[Element location listings]
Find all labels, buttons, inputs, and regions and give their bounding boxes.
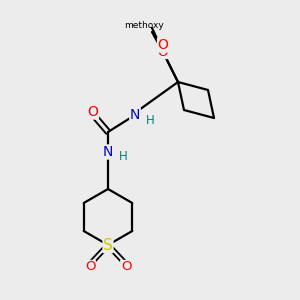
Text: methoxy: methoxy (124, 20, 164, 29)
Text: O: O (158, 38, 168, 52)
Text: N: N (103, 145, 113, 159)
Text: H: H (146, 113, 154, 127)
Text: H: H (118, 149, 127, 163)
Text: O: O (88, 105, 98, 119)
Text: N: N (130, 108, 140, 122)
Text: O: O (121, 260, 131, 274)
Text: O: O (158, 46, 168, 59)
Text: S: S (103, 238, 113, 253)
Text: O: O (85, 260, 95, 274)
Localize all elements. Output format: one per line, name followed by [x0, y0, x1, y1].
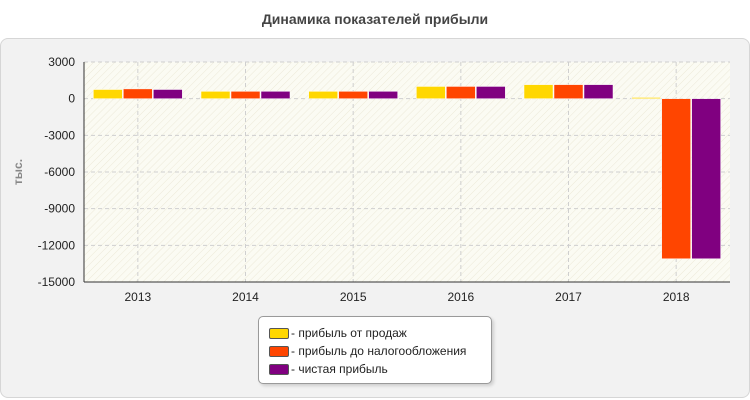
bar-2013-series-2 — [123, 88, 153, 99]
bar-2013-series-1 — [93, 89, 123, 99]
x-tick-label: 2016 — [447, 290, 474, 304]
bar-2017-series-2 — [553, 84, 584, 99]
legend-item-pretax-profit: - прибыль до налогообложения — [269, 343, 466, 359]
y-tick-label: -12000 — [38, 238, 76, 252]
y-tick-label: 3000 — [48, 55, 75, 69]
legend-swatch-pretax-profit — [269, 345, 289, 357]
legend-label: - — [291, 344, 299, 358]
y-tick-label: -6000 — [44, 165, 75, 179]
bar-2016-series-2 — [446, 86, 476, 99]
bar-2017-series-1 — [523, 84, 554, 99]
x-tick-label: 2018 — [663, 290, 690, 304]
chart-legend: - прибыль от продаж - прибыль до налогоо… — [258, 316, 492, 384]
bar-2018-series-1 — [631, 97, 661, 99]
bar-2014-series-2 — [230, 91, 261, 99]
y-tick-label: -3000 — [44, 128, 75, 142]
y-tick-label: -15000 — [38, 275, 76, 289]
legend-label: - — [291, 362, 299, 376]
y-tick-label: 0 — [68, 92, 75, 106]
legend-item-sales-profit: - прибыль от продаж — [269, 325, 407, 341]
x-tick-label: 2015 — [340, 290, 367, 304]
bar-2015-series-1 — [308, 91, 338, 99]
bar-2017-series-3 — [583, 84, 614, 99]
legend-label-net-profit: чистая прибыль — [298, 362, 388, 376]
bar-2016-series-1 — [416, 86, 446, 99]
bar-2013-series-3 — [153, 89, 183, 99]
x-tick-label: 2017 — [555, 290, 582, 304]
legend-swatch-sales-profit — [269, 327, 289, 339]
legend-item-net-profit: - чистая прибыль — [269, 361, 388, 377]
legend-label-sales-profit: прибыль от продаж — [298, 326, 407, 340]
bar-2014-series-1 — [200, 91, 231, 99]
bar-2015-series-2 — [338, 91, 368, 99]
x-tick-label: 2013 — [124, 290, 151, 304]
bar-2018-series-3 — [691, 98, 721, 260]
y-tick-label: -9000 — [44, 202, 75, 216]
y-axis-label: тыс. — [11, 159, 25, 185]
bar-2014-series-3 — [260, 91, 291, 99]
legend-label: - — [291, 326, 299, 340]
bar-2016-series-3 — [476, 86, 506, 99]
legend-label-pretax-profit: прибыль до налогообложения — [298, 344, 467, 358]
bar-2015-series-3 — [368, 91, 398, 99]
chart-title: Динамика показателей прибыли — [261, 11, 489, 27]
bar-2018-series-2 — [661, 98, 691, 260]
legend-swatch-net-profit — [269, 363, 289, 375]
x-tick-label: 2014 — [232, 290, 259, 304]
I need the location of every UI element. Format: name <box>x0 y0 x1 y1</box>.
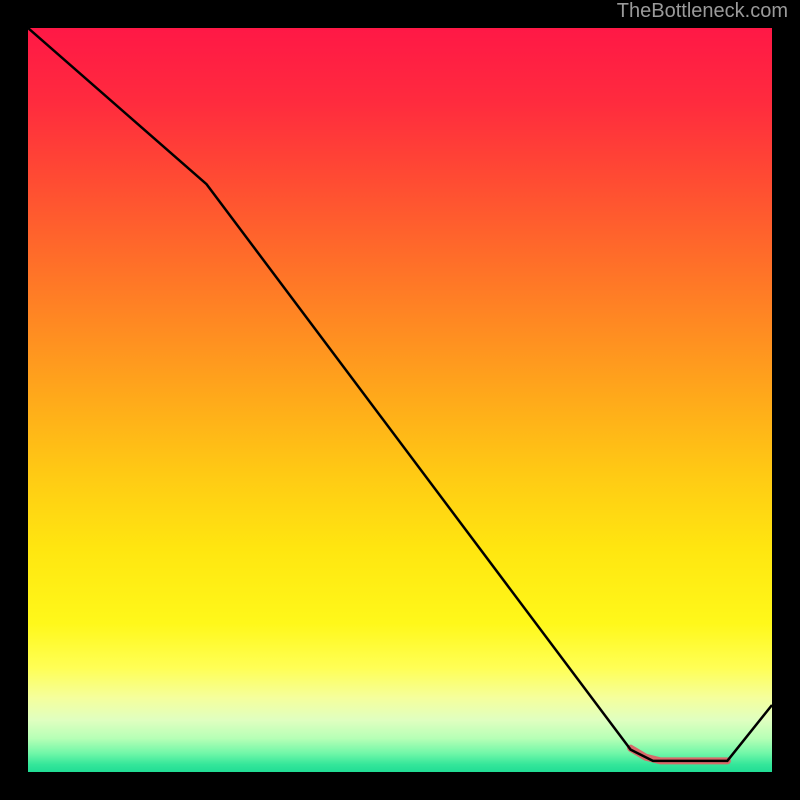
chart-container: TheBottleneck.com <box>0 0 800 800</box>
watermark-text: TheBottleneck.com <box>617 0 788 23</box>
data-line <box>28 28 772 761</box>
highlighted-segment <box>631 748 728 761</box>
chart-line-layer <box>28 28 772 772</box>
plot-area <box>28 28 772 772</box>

...

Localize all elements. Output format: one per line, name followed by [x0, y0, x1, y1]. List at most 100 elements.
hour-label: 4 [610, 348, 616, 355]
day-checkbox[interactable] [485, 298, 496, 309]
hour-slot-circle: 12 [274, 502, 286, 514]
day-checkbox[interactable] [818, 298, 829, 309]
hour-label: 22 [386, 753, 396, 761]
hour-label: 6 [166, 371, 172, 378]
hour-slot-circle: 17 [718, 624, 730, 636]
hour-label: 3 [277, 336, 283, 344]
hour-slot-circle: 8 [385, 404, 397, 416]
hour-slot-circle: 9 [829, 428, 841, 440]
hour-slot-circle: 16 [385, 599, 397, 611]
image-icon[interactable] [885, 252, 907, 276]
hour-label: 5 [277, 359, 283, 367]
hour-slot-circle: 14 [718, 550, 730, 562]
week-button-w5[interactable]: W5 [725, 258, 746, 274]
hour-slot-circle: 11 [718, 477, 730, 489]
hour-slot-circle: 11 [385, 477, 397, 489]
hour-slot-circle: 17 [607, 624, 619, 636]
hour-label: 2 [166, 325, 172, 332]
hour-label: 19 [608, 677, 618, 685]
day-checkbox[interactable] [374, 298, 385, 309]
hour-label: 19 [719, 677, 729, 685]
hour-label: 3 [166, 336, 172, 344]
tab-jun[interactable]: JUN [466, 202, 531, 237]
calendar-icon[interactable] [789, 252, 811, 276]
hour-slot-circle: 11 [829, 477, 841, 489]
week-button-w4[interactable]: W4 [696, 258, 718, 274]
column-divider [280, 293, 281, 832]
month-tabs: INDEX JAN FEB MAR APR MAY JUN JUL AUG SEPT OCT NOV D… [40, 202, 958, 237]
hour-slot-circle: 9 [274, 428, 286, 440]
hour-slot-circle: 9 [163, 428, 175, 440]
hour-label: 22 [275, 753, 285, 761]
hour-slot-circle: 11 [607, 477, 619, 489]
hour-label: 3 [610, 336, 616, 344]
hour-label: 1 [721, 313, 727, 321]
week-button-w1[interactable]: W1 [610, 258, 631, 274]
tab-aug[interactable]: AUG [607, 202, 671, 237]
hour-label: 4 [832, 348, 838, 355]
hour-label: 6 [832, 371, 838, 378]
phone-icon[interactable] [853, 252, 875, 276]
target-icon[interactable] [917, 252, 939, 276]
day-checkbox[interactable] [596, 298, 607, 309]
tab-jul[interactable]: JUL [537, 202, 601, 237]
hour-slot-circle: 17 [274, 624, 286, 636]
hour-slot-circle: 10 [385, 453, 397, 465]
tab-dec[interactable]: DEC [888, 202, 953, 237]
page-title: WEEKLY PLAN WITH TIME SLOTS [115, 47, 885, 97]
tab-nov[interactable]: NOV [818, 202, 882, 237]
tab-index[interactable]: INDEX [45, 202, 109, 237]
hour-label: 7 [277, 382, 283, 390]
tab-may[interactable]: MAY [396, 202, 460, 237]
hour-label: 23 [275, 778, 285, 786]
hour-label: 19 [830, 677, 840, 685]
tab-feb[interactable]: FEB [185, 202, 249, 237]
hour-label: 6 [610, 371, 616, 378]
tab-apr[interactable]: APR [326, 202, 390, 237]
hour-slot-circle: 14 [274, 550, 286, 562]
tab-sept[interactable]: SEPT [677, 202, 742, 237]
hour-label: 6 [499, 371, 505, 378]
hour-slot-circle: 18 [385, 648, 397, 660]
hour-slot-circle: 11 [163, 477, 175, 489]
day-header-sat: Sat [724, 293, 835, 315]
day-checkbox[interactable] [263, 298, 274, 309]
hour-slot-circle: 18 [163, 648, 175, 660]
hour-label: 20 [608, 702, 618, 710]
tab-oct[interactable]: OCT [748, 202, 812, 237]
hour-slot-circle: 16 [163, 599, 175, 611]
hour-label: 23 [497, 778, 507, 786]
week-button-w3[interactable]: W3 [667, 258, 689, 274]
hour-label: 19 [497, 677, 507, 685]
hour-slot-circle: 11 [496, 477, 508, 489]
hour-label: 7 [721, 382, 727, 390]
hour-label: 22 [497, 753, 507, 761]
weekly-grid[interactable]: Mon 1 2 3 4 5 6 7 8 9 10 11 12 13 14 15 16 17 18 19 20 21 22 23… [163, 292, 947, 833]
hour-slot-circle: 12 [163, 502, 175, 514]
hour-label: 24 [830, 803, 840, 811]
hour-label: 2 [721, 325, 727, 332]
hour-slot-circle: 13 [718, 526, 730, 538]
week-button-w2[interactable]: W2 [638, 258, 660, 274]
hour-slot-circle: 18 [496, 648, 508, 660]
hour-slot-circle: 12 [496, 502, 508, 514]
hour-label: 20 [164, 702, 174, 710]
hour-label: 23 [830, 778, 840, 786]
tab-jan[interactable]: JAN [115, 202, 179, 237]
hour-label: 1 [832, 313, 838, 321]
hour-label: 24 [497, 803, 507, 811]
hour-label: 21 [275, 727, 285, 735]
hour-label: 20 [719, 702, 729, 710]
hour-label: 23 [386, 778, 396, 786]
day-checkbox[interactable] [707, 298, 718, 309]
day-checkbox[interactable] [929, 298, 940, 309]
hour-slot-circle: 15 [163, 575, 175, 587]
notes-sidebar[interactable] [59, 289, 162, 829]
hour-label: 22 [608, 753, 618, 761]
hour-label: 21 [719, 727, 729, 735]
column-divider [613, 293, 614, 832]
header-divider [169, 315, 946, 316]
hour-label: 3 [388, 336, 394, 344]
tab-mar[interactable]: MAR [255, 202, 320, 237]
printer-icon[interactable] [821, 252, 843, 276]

→ **TASK OBJECTIVE**
Reproduce verbatim the lines of the material above, beginning with the line that contains "most 100 elements." and continuing through the line that contains "tab-nov[interactable]: NOV [818, 202, 882, 237]", both included.

→ **SOLUTION FOR THIS EXERCISE**
Localize all elements. Output format: one per line, name followed by [x0, y0, x1, y1]. List at most 100 elements.
hour-label: 4 [610, 348, 616, 355]
day-checkbox[interactable] [485, 298, 496, 309]
hour-slot-circle: 12 [274, 502, 286, 514]
day-checkbox[interactable] [818, 298, 829, 309]
hour-label: 22 [386, 753, 396, 761]
hour-label: 6 [166, 371, 172, 378]
hour-slot-circle: 17 [718, 624, 730, 636]
hour-label: 3 [277, 336, 283, 344]
hour-slot-circle: 8 [385, 404, 397, 416]
hour-slot-circle: 9 [829, 428, 841, 440]
hour-slot-circle: 16 [385, 599, 397, 611]
image-icon[interactable] [885, 252, 907, 276]
hour-label: 5 [277, 359, 283, 367]
hour-slot-circle: 14 [718, 550, 730, 562]
week-button-w5[interactable]: W5 [725, 258, 746, 274]
hour-slot-circle: 11 [718, 477, 730, 489]
hour-slot-circle: 11 [385, 477, 397, 489]
hour-slot-circle: 17 [607, 624, 619, 636]
hour-label: 2 [166, 325, 172, 332]
hour-label: 19 [608, 677, 618, 685]
day-checkbox[interactable] [374, 298, 385, 309]
hour-label: 19 [719, 677, 729, 685]
hour-label: 3 [166, 336, 172, 344]
tab-jun[interactable]: JUN [466, 202, 531, 237]
calendar-icon[interactable] [789, 252, 811, 276]
hour-slot-circle: 11 [829, 477, 841, 489]
week-button-w4[interactable]: W4 [696, 258, 718, 274]
column-divider [280, 293, 281, 832]
month-tabs: INDEX JAN FEB MAR APR MAY JUN JUL AUG SEPT OCT NOV D… [40, 202, 958, 237]
hour-slot-circle: 9 [274, 428, 286, 440]
hour-slot-circle: 9 [163, 428, 175, 440]
hour-label: 22 [275, 753, 285, 761]
hour-slot-circle: 11 [607, 477, 619, 489]
hour-label: 3 [610, 336, 616, 344]
hour-label: 1 [721, 313, 727, 321]
week-button-w1[interactable]: W1 [610, 258, 631, 274]
tab-aug[interactable]: AUG [607, 202, 671, 237]
hour-label: 4 [832, 348, 838, 355]
hour-label: 6 [832, 371, 838, 378]
phone-icon[interactable] [853, 252, 875, 276]
target-icon[interactable] [917, 252, 939, 276]
day-checkbox[interactable] [596, 298, 607, 309]
tab-jul[interactable]: JUL [537, 202, 601, 237]
hour-slot-circle: 17 [274, 624, 286, 636]
hour-slot-circle: 10 [385, 453, 397, 465]
tab-dec[interactable]: DEC [888, 202, 953, 237]
page-title: WEEKLY PLAN WITH TIME SLOTS [115, 47, 885, 97]
tab-nov[interactable]: NOV [818, 202, 882, 237]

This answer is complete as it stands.